Document page text data:
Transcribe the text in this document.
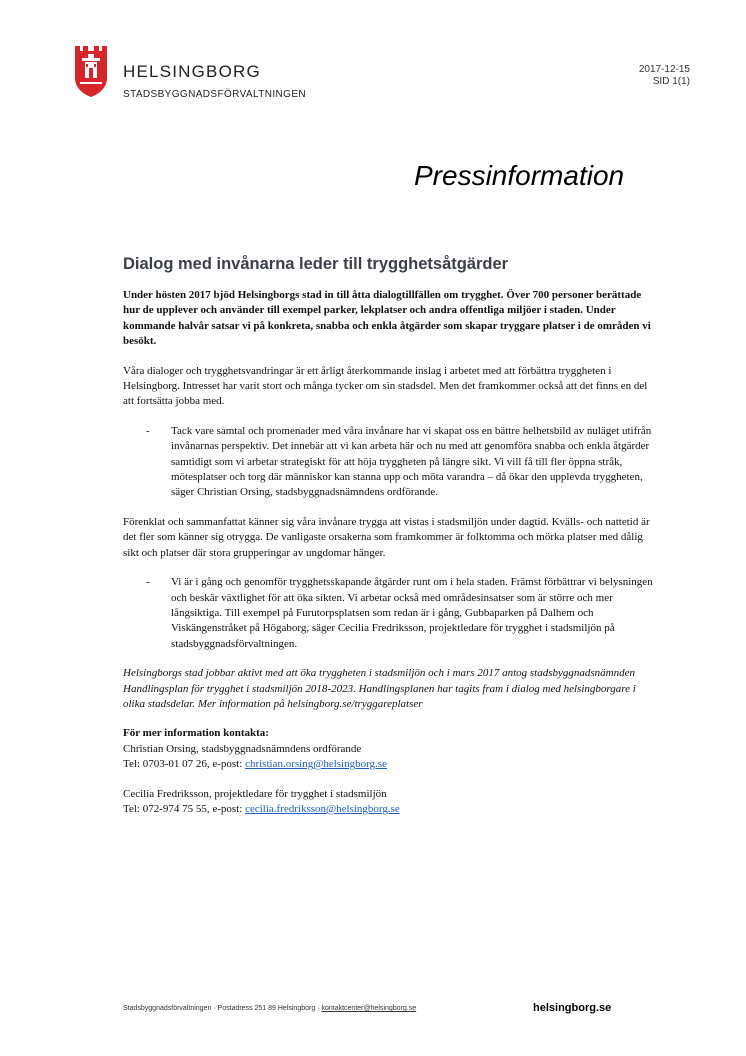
HELSINGBORG
STADSBYGGNADSFÖRVALTNINGEN
2017-12-15
SID 1(1)
Pressinformation
Dialog med invånarna leder till trygghetsåtgärder

Under hösten 2017 bjöd Helsingborgs stad in till åtta dialogtillfällen om trygghet. Över 700 personer berättade hur de upplever och använder till exempel parker, lekplatser och andra offentliga miljöer i staden. Under kommande halvår satsar vi på konkreta, snabba och enkla åtgärder som skapar tryggare platser i de områden vi besökt.

Våra dialoger och trygghetsvandringar är ett årligt återkommande inslag i arbetet med att förbättra tryggheten i Helsingborg. Intresset har varit stort och många tycker om sin stadsdel. Men det framkommer också att det finns en del att fortsätta jobba med.

- Tack vare samtal och promenader med våra invånare har vi skapat oss en bättre helhetsbild av nuläget utifrån invånarnas perspektiv. Det innebär att vi kan arbeta här och nu med att genomföra snabba och enkla åtgärder samtidigt som vi arbetar strategiskt för att höja tryggheten på längre sikt. Vi vill få till fler öppna stråk, mötesplatser och torg där människor kan stanna upp och möta varandra – då ökar den upplevda tryggheten, säger Christian Orsing, stadsbyggnadsnämndens ordförande.

Förenklat och sammanfattat känner sig våra invånare trygga att vistas i stadsmiljön under dagtid. Kvälls- och nattetid är det fler som känner sig otrygga. De vanligaste orsakerna som framkommer är folktomma och mörka platser med dålig sikt och platser där stora grupperingar av ungdomar hänger.

- Vi är i gång och genomför trygghetsskapande åtgärder runt om i hela staden. Främst förbättrar vi belysningen och beskär växtlighet för att öka sikten. Vi arbetar också med områdesinsatser som är större och mer långsiktiga. Till exempel på Furutorpsplatsen som redan är i gång, Gubbaparken på Dalhem och Viskängenstråket på Högaborg, säger Cecilia Fredriksson, projektledare för trygghet i stadsmiljön på stadsbyggnadsförvaltningen.

Helsingborgs stad jobbar aktivt med att öka tryggheten i stadsmiljön och i mars 2017 antog stadsbyggnadsnämnden Handlingsplan för trygghet i stadsmiljön 2018-2023. Handlingsplanen har tagits fram i dialog med helsingborgare i olika stadsdelar. Mer information på helsingborg.se/tryggareplatser

För mer information kontakta:
Christian Orsing, stadsbyggnadsnämndens ordförande
Tel: 0703-01 07 26, e-post: christian.orsing@helsingborg.se
Cecilia Fredriksson, projektledare för trygghet i stadsmiljön
Tel: 072-974 75 55, e-post: cecilia.fredriksson@helsingborg.se
Stadsbyggnadsförvaltningen · Postadress 251 89 Helsingborg · kontaktcenter@helsingborg.se	helsingborg.se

Directions for this task: Gather from the entries above all lines that include the string "exempel".

Result below:
Under hösten 2017 bjöd Helsingborgs stad in till åtta dialogtillfällen om trygghet. Över 700 personer berättade hur de upplever och använder till exempel parker, lekplatser och andra offentliga miljöer i staden. Under kommande halvår satsar vi på konkreta, snabba och enkla åtgärder som skapar tryggare platser i de områden vi besökt.
- Vi är i gång och genomför trygghetsskapande åtgärder runt om i hela staden. Främst förbättrar vi belysningen och beskär växtlighet för att öka sikten. Vi arbetar också med områdesinsatser som är större och mer långsiktiga. Till exempel på Furutorpsplatsen som redan är i gång, Gubbaparken på Dalhem och Viskängenstråket på Högaborg, säger Cecilia Fredriksson, projektledare för trygghet i stadsmiljön på stadsbyggnadsförvaltningen.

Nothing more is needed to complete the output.